TASK TO COMPLETE: Find the lines below that contain the string "frac". Copy each one.

DATASET EXTRACT:
———
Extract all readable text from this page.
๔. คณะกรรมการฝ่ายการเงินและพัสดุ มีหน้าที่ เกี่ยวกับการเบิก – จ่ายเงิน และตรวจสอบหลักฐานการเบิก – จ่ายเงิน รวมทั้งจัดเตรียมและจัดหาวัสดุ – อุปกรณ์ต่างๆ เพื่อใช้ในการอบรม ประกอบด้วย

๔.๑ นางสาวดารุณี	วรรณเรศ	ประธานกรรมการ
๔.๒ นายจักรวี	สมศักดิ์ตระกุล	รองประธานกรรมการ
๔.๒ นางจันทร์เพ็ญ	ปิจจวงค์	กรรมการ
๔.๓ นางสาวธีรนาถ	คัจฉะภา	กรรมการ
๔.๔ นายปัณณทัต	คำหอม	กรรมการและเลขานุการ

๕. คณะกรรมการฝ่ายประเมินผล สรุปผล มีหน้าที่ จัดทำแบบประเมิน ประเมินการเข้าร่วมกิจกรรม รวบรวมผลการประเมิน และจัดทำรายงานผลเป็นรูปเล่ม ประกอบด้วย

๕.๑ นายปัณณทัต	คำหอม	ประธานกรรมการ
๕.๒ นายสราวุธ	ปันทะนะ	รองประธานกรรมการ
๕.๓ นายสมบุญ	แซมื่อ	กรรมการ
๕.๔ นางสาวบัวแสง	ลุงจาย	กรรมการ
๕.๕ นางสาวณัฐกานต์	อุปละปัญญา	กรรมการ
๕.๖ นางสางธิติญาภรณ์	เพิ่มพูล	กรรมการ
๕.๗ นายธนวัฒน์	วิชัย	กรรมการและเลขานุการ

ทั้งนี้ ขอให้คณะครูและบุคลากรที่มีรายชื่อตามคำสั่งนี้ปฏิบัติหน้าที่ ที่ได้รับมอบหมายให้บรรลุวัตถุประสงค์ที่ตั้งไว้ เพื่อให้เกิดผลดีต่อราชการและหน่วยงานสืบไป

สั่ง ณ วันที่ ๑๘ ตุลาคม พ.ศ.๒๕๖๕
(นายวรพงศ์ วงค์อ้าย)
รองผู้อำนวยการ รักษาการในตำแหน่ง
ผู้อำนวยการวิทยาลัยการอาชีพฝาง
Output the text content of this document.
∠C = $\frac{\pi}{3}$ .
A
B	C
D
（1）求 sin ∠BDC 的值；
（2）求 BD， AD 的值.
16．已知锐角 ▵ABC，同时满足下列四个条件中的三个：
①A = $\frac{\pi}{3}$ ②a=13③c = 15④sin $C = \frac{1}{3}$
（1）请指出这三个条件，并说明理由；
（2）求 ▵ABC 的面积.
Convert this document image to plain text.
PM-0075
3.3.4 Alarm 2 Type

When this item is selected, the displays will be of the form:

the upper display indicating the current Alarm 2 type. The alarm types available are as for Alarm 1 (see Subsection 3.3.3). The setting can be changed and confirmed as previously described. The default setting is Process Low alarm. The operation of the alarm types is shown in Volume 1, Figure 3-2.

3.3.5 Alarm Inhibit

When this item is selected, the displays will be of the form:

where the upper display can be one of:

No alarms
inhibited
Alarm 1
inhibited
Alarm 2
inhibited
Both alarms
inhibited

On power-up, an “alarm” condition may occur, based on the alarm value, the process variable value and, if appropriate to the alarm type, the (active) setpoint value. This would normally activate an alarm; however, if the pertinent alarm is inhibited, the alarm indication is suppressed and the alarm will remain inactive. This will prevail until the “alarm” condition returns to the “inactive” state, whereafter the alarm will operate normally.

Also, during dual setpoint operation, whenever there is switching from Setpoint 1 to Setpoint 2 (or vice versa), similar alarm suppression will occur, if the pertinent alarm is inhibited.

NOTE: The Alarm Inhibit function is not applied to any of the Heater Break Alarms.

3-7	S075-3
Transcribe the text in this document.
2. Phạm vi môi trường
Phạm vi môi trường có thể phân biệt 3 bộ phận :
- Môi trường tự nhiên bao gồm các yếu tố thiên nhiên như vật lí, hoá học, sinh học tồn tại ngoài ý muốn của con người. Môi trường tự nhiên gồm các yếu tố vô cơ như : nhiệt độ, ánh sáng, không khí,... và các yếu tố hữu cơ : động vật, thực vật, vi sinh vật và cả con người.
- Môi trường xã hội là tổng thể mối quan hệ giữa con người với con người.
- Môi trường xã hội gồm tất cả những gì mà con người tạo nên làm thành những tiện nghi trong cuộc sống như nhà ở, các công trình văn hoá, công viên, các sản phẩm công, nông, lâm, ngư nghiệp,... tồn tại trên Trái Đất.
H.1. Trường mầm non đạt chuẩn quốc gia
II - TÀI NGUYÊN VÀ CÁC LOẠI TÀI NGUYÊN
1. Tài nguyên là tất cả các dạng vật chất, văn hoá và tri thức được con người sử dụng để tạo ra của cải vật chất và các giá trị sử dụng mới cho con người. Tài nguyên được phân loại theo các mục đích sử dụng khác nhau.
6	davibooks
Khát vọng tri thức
———
CORRECT RESULT:
∠C = $\frac{\pi}{3}$ .
①A = $\frac{\pi}{3}$ ②a=13③c = 15④sin $C = \frac{1}{3}$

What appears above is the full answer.